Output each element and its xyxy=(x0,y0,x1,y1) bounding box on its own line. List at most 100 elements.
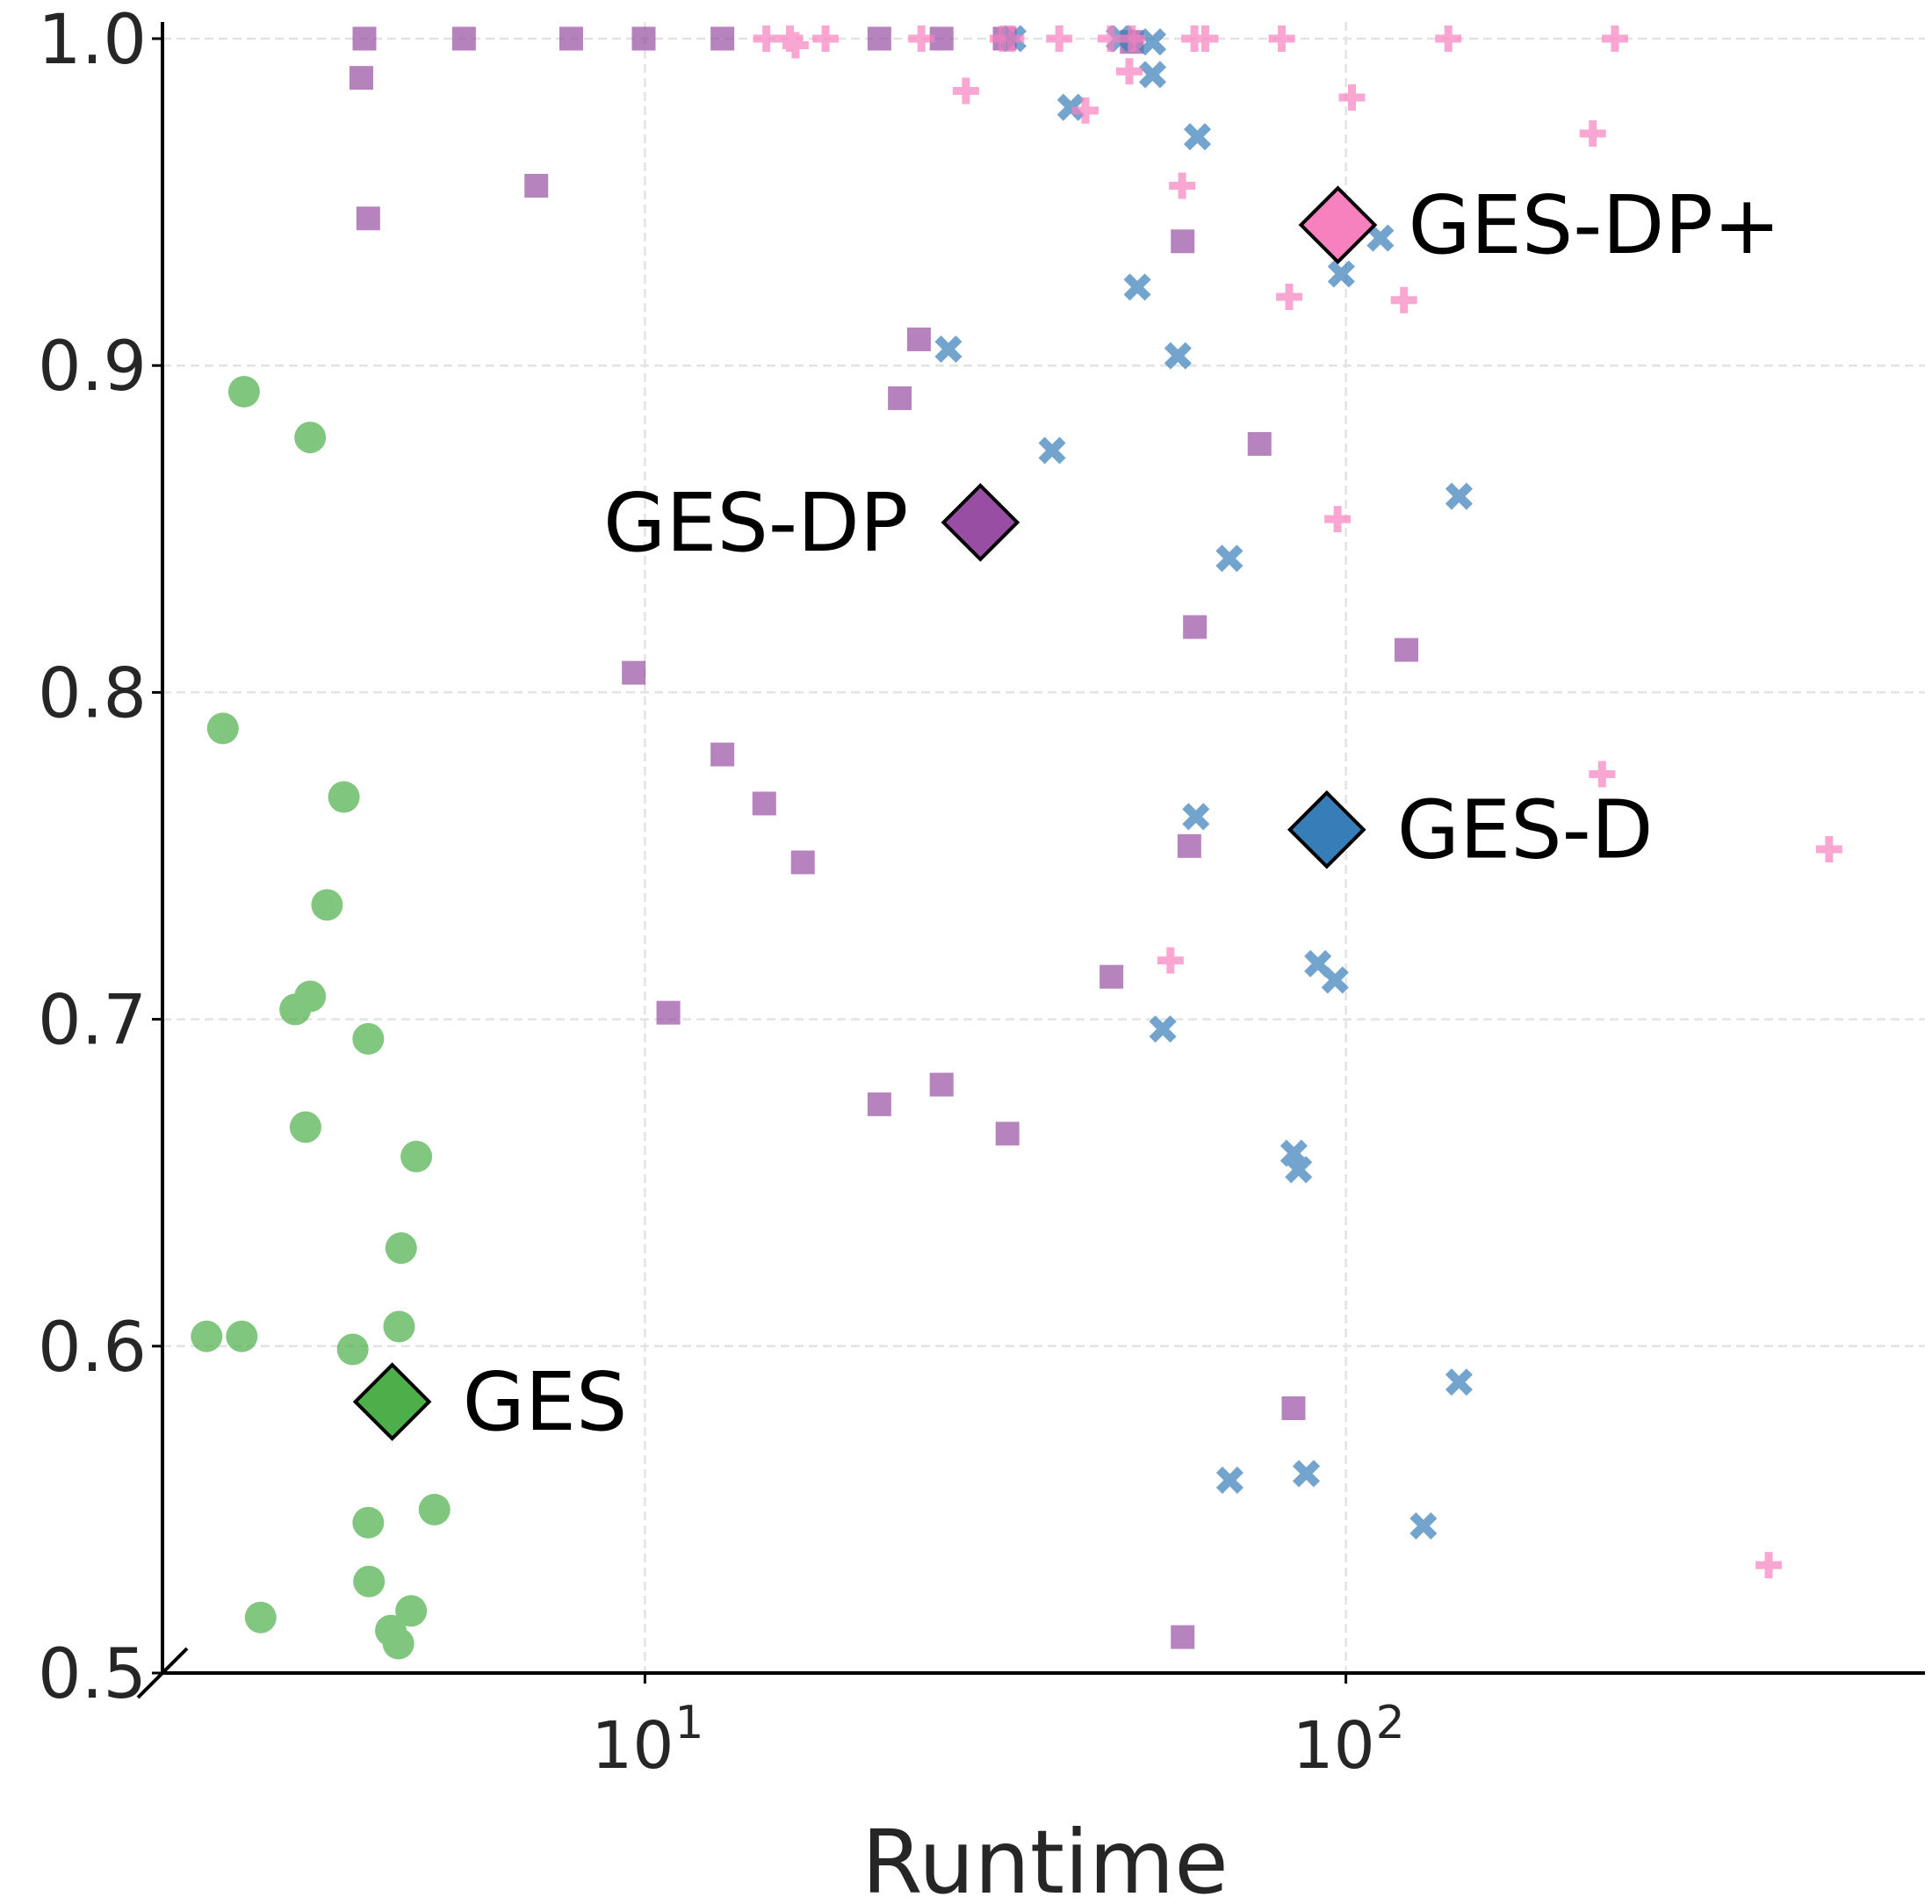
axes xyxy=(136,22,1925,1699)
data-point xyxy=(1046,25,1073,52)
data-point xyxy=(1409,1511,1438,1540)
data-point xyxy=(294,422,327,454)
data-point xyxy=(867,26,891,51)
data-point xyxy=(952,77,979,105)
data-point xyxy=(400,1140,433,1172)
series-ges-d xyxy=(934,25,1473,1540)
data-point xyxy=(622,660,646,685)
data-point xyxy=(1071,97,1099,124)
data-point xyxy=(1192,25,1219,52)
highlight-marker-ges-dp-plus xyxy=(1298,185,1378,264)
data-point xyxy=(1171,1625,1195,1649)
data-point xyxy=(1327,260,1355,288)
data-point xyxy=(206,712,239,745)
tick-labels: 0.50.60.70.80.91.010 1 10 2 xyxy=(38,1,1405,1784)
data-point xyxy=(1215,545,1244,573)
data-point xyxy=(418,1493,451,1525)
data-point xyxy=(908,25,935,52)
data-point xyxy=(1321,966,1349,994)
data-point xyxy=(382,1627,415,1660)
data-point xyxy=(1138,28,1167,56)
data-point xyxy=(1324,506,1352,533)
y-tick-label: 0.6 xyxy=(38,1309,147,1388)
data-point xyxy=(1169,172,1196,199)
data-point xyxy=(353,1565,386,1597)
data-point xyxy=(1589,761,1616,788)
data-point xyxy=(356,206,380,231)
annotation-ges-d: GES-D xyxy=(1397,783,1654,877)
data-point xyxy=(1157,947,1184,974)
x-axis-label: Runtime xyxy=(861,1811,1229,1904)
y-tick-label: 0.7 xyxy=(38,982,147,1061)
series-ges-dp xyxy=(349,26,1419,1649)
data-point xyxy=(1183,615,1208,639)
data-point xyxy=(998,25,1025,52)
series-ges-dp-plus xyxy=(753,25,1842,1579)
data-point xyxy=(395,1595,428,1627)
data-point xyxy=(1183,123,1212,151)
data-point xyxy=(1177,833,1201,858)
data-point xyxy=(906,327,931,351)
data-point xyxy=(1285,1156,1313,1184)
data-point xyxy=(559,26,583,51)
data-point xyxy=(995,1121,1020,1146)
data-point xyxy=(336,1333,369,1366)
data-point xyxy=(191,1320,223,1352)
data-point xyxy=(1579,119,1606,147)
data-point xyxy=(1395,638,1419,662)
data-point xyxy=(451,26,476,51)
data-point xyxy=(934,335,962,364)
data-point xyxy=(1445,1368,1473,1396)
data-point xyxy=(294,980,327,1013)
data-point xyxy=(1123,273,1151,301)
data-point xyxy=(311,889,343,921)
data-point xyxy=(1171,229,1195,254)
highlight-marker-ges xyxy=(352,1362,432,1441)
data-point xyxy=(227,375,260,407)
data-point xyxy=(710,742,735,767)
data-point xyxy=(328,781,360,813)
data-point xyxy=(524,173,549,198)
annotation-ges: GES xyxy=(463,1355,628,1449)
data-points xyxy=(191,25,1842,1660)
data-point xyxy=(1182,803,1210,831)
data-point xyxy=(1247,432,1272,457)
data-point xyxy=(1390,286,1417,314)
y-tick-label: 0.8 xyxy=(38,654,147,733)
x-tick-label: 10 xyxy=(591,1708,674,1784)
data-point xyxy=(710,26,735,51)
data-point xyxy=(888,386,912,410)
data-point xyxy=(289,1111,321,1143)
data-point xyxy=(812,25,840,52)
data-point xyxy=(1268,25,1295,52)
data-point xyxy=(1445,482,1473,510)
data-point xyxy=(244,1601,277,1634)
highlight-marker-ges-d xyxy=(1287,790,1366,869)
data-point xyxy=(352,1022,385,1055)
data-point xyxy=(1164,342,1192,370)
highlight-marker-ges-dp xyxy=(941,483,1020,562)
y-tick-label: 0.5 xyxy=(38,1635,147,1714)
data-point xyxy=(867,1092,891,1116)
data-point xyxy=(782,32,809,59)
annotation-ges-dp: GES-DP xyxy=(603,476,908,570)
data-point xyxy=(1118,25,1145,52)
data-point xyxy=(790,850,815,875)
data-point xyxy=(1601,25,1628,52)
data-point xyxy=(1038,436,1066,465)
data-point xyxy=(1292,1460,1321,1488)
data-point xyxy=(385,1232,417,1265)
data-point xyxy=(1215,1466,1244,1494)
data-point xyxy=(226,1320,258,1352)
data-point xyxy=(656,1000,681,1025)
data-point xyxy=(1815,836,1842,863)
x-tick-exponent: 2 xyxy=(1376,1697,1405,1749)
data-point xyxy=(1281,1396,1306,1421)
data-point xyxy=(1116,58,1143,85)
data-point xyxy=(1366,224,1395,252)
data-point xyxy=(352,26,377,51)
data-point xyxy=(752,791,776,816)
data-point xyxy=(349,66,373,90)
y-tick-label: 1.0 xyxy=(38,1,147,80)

----------

▶ **STATED GOAL**
Could you pull every line above out verbatim, leaving the pictures out of your answer?

▶ **RESULT FOR THIS EXERCISE**
Output each element and its xyxy=(x0,y0,x1,y1) bounding box on its own line. List at most 100 elements.
axes xyxy=(136,22,1925,1699)
data-point xyxy=(1046,25,1073,52)
data-point xyxy=(1409,1511,1438,1540)
data-point xyxy=(294,422,327,454)
data-point xyxy=(867,26,891,51)
data-point xyxy=(952,77,979,105)
data-point xyxy=(400,1140,433,1172)
series-ges-d xyxy=(934,25,1473,1540)
data-point xyxy=(622,660,646,685)
data-point xyxy=(1071,97,1099,124)
data-point xyxy=(1192,25,1219,52)
highlight-marker-ges-dp-plus xyxy=(1298,185,1378,264)
data-point xyxy=(1171,1625,1195,1649)
data-point xyxy=(1327,260,1355,288)
data-point xyxy=(206,712,239,745)
tick-labels: 0.50.60.70.80.91.010 1 10 2 xyxy=(38,1,1405,1784)
data-point xyxy=(1215,545,1244,573)
data-point xyxy=(418,1493,451,1525)
data-point xyxy=(908,25,935,52)
data-point xyxy=(1321,966,1349,994)
data-point xyxy=(382,1627,415,1660)
data-point xyxy=(1138,28,1167,56)
data-point xyxy=(1324,506,1352,533)
y-tick-label: 0.6 xyxy=(38,1309,147,1388)
data-point xyxy=(1169,172,1196,199)
data-point xyxy=(353,1565,386,1597)
data-point xyxy=(1589,761,1616,788)
data-point xyxy=(356,206,380,231)
annotation-ges-d: GES-D xyxy=(1397,783,1654,877)
data-point xyxy=(1157,947,1184,974)
x-axis-label: Runtime xyxy=(861,1811,1229,1904)
y-tick-label: 0.7 xyxy=(38,982,147,1061)
series-ges-dp xyxy=(349,26,1419,1649)
data-point xyxy=(1183,615,1208,639)
data-point xyxy=(998,25,1025,52)
series-ges-dp-plus xyxy=(753,25,1842,1579)
data-point xyxy=(395,1595,428,1627)
data-point xyxy=(1183,123,1212,151)
data-point xyxy=(1177,833,1201,858)
data-point xyxy=(906,327,931,351)
data-point xyxy=(1285,1156,1313,1184)
data-point xyxy=(559,26,583,51)
data-point xyxy=(995,1121,1020,1146)
data-point xyxy=(336,1333,369,1366)
data-point xyxy=(191,1320,223,1352)
data-point xyxy=(1579,119,1606,147)
data-point xyxy=(1395,638,1419,662)
data-point xyxy=(451,26,476,51)
data-point xyxy=(934,335,962,364)
data-point xyxy=(1445,1368,1473,1396)
data-point xyxy=(294,980,327,1013)
data-point xyxy=(1123,273,1151,301)
data-point xyxy=(311,889,343,921)
data-point xyxy=(1171,229,1195,254)
highlight-marker-ges xyxy=(352,1362,432,1441)
data-point xyxy=(227,375,260,407)
data-point xyxy=(710,742,735,767)
data-point xyxy=(328,781,360,813)
data-point xyxy=(524,173,549,198)
annotation-ges: GES xyxy=(463,1355,628,1449)
data-points xyxy=(191,25,1842,1660)
data-point xyxy=(1182,803,1210,831)
data-point xyxy=(1247,432,1272,457)
data-point xyxy=(1390,286,1417,314)
y-tick-label: 0.8 xyxy=(38,654,147,733)
x-tick-label: 10 xyxy=(591,1708,674,1784)
data-point xyxy=(710,26,735,51)
data-point xyxy=(888,386,912,410)
data-point xyxy=(289,1111,321,1143)
data-point xyxy=(812,25,840,52)
data-point xyxy=(1268,25,1295,52)
data-point xyxy=(1445,482,1473,510)
data-point xyxy=(244,1601,277,1634)
highlight-marker-ges-d xyxy=(1287,790,1366,869)
data-point xyxy=(352,1022,385,1055)
data-point xyxy=(1164,342,1192,370)
highlight-marker-ges-dp xyxy=(941,483,1020,562)
y-tick-label: 0.5 xyxy=(38,1635,147,1714)
data-point xyxy=(867,1092,891,1116)
data-point xyxy=(782,32,809,59)
annotation-ges-dp: GES-DP xyxy=(603,476,908,570)
data-point xyxy=(1118,25,1145,52)
data-point xyxy=(790,850,815,875)
data-point xyxy=(1601,25,1628,52)
data-point xyxy=(1038,436,1066,465)
data-point xyxy=(1292,1460,1321,1488)
data-point xyxy=(385,1232,417,1265)
data-point xyxy=(1215,1466,1244,1494)
data-point xyxy=(226,1320,258,1352)
data-point xyxy=(656,1000,681,1025)
data-point xyxy=(1815,836,1842,863)
x-tick-exponent: 2 xyxy=(1376,1697,1405,1749)
data-point xyxy=(1281,1396,1306,1421)
data-point xyxy=(1116,58,1143,85)
data-point xyxy=(1366,224,1395,252)
data-point xyxy=(352,26,377,51)
data-point xyxy=(752,791,776,816)
data-point xyxy=(349,66,373,90)
y-tick-label: 1.0 xyxy=(38,1,147,80)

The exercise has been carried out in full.